___ RECORDS PROVIDED
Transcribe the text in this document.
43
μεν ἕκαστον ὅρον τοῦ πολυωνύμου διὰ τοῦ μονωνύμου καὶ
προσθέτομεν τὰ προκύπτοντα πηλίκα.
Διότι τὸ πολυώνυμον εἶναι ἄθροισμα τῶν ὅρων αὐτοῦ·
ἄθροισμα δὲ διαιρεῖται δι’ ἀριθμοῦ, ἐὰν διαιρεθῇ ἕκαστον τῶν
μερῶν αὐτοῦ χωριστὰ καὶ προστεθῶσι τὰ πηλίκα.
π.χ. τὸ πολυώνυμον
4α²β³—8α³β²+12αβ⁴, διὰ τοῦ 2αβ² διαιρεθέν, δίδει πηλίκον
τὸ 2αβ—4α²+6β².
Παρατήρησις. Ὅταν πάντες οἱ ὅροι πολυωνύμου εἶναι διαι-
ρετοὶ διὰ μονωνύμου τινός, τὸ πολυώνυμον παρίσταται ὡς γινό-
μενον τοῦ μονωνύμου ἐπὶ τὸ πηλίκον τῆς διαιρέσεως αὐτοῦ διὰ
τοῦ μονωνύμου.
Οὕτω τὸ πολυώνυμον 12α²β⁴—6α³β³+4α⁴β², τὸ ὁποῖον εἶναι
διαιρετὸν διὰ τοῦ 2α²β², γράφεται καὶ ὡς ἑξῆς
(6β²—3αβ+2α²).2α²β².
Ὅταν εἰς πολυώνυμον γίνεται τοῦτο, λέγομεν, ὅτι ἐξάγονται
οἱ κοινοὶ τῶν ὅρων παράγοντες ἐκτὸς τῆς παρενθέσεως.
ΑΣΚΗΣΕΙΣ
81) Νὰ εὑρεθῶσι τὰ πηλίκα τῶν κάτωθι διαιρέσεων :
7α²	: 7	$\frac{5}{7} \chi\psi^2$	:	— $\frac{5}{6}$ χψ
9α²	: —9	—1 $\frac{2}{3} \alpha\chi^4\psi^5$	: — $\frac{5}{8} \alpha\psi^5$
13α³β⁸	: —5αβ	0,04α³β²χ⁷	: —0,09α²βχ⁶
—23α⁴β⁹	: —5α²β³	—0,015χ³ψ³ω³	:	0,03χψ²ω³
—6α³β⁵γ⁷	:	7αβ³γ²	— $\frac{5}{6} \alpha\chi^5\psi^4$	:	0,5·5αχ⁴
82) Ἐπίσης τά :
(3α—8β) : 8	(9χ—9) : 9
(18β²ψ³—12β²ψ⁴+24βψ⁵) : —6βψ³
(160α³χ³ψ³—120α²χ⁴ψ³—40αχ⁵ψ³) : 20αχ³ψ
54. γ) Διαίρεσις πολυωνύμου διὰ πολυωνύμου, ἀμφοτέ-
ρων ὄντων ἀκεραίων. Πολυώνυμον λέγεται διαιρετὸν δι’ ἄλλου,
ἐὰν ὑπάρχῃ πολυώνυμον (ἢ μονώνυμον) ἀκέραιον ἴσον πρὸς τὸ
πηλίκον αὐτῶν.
______
• TASK REQUIREMENTS: Write out every line exactly as it stands.

• SOLUTION FOR THIS TASK:
Transcribe the text in this document.
43
μεν ἕκαστον ὅρον τοῦ πολυωνύμου διὰ τοῦ μονωνύμου καὶ
προσθέτομεν τὰ προκύπτοντα πηλίκα.
Διότι τὸ πολυώνυμον εἶναι ἄθροισμα τῶν ὅρων αὐτοῦ·
ἄθροισμα δὲ διαιρεῖται δι’ ἀριθμοῦ, ἐὰν διαιρεθῇ ἕκαστον τῶν
μερῶν αὐτοῦ χωριστὰ καὶ προστεθῶσι τὰ πηλίκα.
π.χ. τὸ πολυώνυμον
4α²β³—8α³β²+12αβ⁴, διὰ τοῦ 2αβ² διαιρεθέν, δίδει πηλίκον
τὸ 2αβ—4α²+6β².
Παρατήρησις. Ὅταν πάντες οἱ ὅροι πολυωνύμου εἶναι διαι-
ρετοὶ διὰ μονωνύμου τινός, τὸ πολυώνυμον παρίσταται ὡς γινό-
μενον τοῦ μονωνύμου ἐπὶ τὸ πηλίκον τῆς διαιρέσεως αὐτοῦ διὰ
τοῦ μονωνύμου.
Οὕτω τὸ πολυώνυμον 12α²β⁴—6α³β³+4α⁴β², τὸ ὁποῖον εἶναι
διαιρετὸν διὰ τοῦ 2α²β², γράφεται καὶ ὡς ἑξῆς
(6β²—3αβ+2α²).2α²β².
Ὅταν εἰς πολυώνυμον γίνεται τοῦτο, λέγομεν, ὅτι ἐξάγονται
οἱ κοινοὶ τῶν ὅρων παράγοντες ἐκτὸς τῆς παρενθέσεως.
ΑΣΚΗΣΕΙΣ
81) Νὰ εὑρεθῶσι τὰ πηλίκα τῶν κάτωθι διαιρέσεων :
7α²	: 7	$\frac{5}{7} \chi\psi^2$	:	— $\frac{5}{6}$ χψ
9α²	: —9	—1 $\frac{2}{3} \alpha\chi^4\psi^5$	: — $\frac{5}{8} \alpha\psi^5$
13α³β⁸	: —5αβ	0,04α³β²χ⁷	: —0,09α²βχ⁶
—23α⁴β⁹	: —5α²β³	—0,015χ³ψ³ω³	:	0,03χψ²ω³
—6α³β⁵γ⁷	:	7αβ³γ²	— $\frac{5}{6} \alpha\chi^5\psi^4$	:	0,5·5αχ⁴
82) Ἐπίσης τά :
(3α—8β) : 8	(9χ—9) : 9
(18β²ψ³—12β²ψ⁴+24βψ⁵) : —6βψ³
(160α³χ³ψ³—120α²χ⁴ψ³—40αχ⁵ψ³) : 20αχ³ψ
54. γ) Διαίρεσις πολυωνύμου διὰ πολυωνύμου, ἀμφοτέ-
ρων ὄντων ἀκεραίων. Πολυώνυμον λέγεται διαιρετὸν δι’ ἄλλου,
ἐὰν ὑπάρχῃ πολυώνυμον (ἢ μονώνυμον) ἀκέραιον ἴσον πρὸς τὸ
πηλίκον αὐτῶν.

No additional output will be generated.